◆ Material provided:
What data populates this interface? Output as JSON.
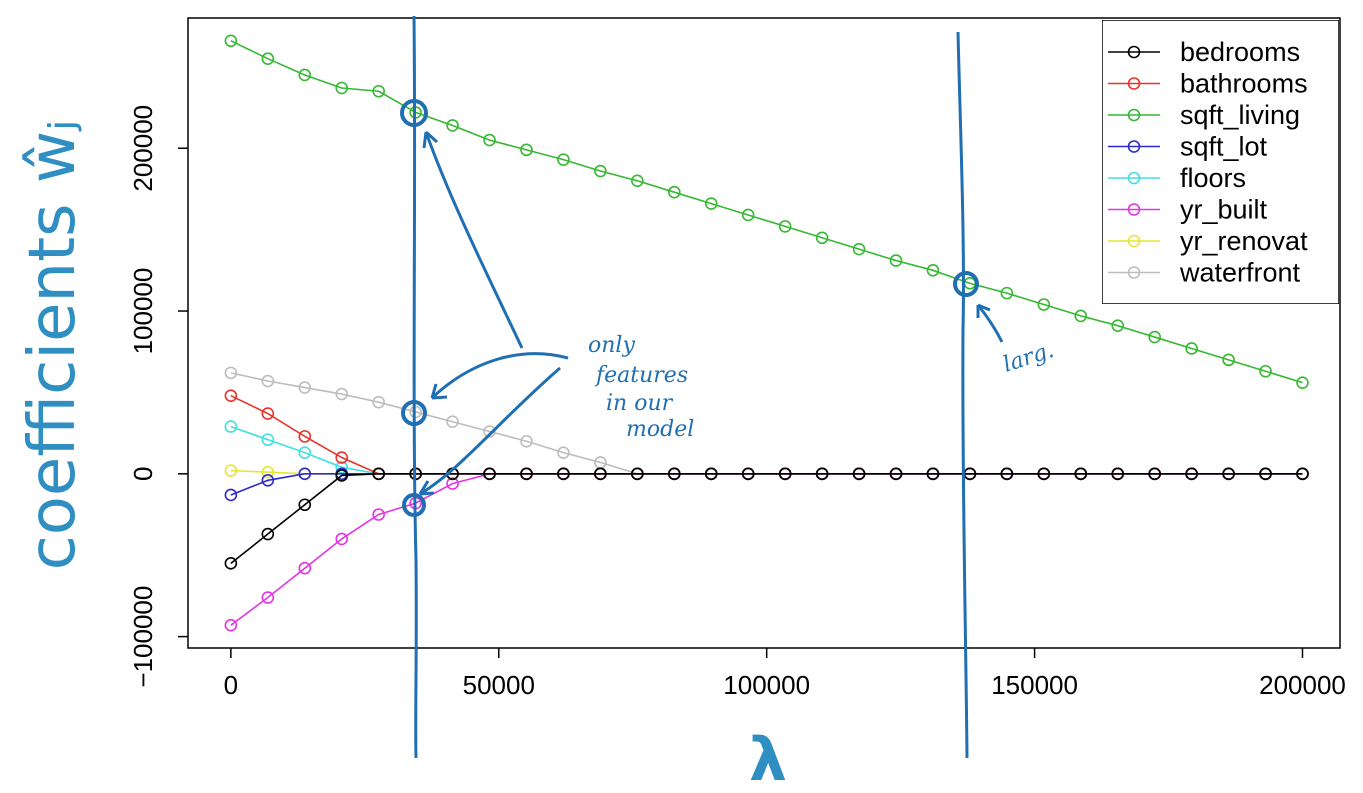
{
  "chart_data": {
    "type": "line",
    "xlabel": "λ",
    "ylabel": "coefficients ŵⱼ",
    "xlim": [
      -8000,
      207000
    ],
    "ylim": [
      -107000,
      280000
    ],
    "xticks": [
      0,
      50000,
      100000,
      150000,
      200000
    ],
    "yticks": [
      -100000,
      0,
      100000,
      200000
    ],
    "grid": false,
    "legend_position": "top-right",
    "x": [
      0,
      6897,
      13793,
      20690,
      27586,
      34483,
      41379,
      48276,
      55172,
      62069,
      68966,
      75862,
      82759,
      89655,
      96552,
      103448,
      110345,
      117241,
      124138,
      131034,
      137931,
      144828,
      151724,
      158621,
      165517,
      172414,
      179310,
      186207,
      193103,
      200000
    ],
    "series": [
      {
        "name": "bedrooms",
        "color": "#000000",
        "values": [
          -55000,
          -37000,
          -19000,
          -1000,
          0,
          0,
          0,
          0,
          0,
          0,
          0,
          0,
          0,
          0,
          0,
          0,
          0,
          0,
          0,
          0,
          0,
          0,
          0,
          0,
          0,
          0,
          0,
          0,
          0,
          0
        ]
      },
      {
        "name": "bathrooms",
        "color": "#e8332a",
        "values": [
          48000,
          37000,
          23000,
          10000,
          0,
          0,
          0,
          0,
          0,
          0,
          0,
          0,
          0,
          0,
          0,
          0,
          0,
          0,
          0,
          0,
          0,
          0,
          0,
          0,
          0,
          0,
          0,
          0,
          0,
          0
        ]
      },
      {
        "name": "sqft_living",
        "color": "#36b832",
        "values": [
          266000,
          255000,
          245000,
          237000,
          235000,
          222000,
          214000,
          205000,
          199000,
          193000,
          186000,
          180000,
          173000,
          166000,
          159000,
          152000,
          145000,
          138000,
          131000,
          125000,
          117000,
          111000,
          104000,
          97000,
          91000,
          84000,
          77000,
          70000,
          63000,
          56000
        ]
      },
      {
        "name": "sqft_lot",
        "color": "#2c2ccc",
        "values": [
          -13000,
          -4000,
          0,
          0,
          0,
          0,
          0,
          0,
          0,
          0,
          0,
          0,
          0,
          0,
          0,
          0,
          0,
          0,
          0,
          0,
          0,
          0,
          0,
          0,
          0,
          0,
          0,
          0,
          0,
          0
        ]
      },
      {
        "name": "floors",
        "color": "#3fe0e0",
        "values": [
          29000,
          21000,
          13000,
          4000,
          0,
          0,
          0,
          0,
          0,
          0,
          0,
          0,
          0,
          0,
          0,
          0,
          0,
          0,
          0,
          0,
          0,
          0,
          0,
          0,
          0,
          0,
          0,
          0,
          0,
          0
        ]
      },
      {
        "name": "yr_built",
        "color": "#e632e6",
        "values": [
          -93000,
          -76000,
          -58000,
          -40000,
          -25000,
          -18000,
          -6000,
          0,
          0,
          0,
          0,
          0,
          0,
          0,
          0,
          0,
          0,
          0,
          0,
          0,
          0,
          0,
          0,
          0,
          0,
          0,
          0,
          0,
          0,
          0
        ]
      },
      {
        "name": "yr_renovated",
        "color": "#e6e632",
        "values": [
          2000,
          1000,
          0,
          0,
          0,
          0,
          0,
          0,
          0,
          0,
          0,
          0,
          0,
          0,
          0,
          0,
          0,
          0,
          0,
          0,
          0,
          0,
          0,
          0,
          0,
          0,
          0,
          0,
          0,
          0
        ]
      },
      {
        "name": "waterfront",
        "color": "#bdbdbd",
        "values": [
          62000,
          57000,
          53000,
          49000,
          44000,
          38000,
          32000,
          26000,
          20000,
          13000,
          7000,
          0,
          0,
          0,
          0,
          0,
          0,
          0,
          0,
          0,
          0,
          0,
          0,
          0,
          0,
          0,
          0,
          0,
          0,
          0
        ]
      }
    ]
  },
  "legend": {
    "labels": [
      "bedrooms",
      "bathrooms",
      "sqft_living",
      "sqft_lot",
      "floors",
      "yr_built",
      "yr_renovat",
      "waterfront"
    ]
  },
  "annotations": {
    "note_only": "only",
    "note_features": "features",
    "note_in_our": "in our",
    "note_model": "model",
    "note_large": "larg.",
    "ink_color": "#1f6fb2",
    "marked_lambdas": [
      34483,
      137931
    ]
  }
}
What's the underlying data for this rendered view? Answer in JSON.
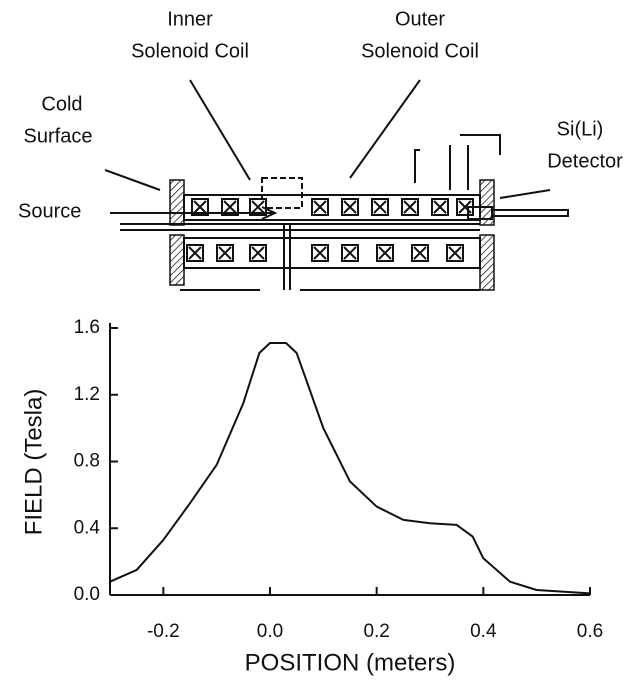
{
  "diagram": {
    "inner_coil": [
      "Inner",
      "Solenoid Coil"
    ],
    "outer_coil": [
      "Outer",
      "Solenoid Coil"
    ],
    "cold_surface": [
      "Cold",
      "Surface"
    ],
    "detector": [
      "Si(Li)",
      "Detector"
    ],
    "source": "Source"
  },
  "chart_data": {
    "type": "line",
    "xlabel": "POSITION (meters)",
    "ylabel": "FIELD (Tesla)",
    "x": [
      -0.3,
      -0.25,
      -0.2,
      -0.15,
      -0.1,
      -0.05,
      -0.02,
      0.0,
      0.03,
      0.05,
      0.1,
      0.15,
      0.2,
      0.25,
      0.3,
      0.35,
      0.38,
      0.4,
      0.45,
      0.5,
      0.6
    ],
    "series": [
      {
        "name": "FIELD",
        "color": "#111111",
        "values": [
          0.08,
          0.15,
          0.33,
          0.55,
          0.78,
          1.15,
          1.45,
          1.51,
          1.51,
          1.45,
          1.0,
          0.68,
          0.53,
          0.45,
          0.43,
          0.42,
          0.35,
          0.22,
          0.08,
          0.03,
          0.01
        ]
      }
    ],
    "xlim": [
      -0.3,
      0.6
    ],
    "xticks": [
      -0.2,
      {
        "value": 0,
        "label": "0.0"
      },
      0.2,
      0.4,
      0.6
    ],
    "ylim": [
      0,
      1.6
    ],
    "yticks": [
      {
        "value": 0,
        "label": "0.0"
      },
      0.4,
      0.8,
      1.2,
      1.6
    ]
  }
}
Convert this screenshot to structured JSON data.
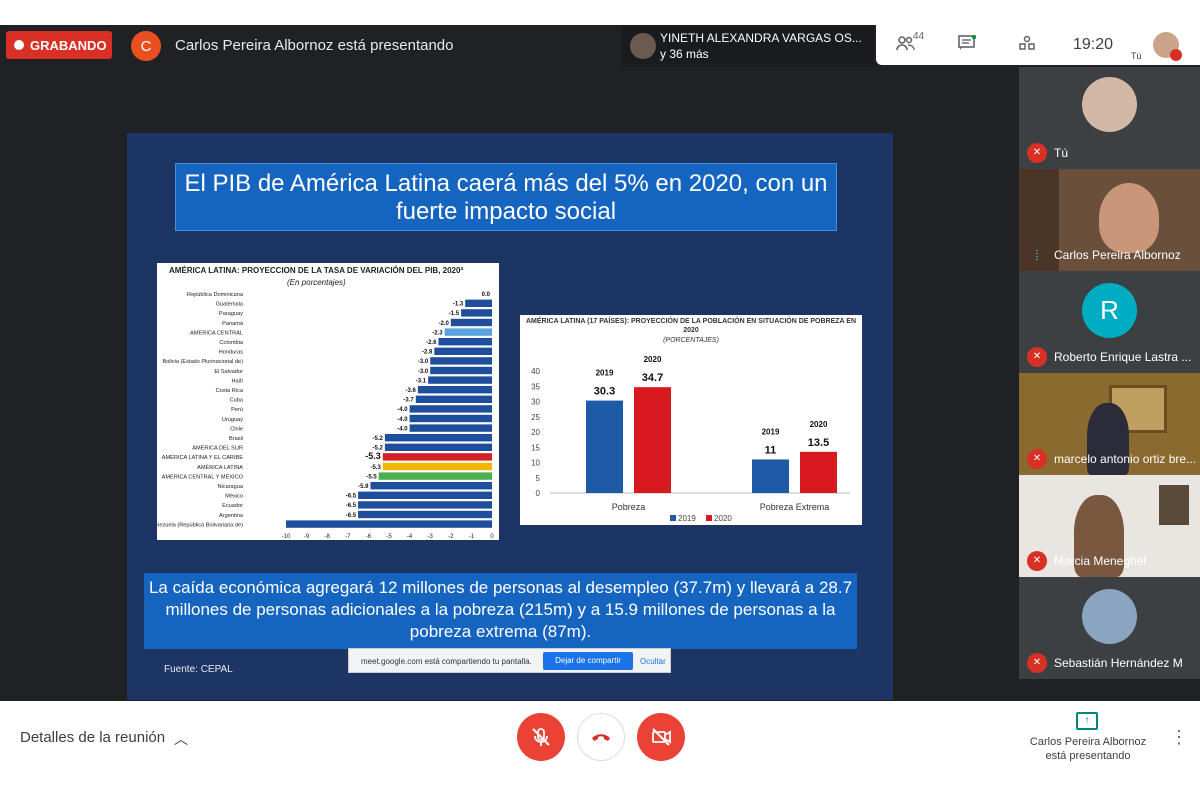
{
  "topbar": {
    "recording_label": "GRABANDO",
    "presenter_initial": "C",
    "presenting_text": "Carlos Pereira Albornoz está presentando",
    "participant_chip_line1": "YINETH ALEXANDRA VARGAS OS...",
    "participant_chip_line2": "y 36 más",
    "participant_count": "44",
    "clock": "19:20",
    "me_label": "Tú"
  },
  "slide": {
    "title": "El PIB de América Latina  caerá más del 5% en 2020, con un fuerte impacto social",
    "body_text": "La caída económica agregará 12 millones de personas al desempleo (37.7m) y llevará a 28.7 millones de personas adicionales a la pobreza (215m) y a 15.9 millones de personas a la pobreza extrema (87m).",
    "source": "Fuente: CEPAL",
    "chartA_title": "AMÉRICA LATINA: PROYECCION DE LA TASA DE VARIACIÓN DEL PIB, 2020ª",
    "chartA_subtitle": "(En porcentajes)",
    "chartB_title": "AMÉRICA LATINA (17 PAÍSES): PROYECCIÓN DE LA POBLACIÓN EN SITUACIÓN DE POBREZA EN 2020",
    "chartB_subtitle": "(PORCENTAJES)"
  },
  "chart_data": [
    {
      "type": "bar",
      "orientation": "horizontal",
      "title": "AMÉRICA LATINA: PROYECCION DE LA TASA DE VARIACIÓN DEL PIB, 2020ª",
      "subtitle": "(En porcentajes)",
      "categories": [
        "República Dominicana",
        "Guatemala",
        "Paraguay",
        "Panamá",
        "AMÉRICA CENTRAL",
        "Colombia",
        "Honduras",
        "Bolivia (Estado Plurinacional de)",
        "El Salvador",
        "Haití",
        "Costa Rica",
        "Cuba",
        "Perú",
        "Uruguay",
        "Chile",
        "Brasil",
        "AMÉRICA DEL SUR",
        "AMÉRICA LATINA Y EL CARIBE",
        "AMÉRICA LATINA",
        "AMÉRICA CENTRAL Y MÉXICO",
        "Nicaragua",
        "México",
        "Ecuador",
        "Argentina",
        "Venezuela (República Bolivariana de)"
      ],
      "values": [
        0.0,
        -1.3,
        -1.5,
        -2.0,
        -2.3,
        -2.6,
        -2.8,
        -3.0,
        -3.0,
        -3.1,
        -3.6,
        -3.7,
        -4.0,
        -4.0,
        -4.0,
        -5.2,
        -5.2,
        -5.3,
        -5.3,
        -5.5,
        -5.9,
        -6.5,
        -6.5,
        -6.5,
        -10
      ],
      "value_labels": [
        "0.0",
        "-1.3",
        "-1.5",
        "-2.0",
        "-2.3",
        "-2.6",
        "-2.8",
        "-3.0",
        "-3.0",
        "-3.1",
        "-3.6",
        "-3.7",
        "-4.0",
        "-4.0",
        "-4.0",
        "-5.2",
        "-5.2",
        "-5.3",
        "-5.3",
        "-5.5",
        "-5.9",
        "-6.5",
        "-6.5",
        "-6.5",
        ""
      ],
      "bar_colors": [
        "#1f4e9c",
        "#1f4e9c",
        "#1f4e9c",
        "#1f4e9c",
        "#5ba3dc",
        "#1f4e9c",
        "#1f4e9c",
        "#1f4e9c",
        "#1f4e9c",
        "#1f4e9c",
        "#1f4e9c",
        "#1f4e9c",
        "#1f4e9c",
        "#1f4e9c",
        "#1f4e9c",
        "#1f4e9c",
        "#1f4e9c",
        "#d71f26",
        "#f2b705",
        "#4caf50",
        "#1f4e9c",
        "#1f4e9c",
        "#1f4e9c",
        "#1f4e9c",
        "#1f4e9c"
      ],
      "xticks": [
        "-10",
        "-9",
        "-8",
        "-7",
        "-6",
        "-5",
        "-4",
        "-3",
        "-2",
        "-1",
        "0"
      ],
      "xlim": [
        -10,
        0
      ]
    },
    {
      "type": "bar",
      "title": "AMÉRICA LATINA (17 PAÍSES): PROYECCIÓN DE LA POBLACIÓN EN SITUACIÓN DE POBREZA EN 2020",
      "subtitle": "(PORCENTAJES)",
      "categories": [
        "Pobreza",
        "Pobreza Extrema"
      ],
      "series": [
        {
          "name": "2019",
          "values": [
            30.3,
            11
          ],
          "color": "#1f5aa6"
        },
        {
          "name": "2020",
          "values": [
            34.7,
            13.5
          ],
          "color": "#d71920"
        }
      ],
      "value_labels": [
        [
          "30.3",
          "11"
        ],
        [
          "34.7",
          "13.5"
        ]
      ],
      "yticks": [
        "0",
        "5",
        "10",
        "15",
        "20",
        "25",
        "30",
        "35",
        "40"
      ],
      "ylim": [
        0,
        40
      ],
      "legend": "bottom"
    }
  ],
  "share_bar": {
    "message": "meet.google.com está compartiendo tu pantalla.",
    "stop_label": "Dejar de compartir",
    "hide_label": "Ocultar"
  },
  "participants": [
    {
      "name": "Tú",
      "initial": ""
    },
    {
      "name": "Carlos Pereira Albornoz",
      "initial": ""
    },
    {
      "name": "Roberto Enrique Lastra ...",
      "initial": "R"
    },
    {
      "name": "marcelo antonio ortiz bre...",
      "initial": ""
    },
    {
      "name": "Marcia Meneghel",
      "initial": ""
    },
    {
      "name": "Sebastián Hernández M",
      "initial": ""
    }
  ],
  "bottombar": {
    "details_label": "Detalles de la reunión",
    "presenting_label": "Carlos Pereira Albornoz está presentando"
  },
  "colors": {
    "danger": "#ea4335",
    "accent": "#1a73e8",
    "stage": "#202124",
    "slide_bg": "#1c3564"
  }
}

◆ What you need to do:
Report only the number of lines in the data above that contain "POBLACIÓN".

◆ Worked answer:
2